● Description of the task: Give a count of the lines below that have the string "SCROLL" in them, with no other words.

(Data records)
════════

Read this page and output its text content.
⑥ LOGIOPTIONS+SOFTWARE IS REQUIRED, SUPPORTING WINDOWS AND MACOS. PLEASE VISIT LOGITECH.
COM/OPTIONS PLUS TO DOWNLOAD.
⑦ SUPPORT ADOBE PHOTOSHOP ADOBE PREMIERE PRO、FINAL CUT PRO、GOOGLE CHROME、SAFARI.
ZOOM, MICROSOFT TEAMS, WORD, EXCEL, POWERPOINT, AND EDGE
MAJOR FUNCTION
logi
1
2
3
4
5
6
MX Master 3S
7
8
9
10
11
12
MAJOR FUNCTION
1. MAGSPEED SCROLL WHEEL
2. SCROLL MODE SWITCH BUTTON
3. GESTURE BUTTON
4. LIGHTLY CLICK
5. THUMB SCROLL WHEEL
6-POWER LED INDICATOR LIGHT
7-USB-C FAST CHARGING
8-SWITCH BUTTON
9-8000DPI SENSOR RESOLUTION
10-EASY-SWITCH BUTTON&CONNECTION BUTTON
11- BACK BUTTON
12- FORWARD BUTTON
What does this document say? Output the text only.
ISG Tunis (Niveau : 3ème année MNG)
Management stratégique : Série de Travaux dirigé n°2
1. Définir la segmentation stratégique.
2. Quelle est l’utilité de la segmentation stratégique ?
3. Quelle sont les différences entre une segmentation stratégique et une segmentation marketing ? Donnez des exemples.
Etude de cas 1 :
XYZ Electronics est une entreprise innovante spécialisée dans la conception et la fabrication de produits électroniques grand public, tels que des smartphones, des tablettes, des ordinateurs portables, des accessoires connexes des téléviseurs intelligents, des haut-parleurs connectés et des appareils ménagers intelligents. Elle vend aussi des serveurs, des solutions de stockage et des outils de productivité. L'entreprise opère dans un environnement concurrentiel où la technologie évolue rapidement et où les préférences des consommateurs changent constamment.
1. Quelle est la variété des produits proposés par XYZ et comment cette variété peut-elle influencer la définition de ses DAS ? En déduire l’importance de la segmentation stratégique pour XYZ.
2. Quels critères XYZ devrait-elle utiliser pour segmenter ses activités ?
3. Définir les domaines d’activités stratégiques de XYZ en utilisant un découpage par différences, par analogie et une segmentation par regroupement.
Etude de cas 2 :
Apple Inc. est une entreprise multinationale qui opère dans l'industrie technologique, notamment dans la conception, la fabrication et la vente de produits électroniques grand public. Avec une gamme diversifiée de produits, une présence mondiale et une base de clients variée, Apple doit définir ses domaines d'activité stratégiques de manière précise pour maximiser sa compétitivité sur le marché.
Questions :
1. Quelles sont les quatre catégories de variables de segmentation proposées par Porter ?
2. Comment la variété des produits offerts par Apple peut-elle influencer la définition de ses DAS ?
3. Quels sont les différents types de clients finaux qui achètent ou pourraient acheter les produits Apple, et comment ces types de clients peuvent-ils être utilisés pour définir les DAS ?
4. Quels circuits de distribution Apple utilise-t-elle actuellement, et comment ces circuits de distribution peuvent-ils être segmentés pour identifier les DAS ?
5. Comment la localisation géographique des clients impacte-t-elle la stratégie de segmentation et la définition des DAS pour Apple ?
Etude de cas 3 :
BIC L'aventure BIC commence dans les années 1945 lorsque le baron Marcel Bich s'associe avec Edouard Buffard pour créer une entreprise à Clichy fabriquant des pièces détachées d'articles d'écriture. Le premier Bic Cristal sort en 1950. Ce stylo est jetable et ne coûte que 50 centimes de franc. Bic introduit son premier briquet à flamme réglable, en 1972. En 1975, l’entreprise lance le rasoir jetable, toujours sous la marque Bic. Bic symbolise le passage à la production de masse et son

════════

● Answer to this exercise: 3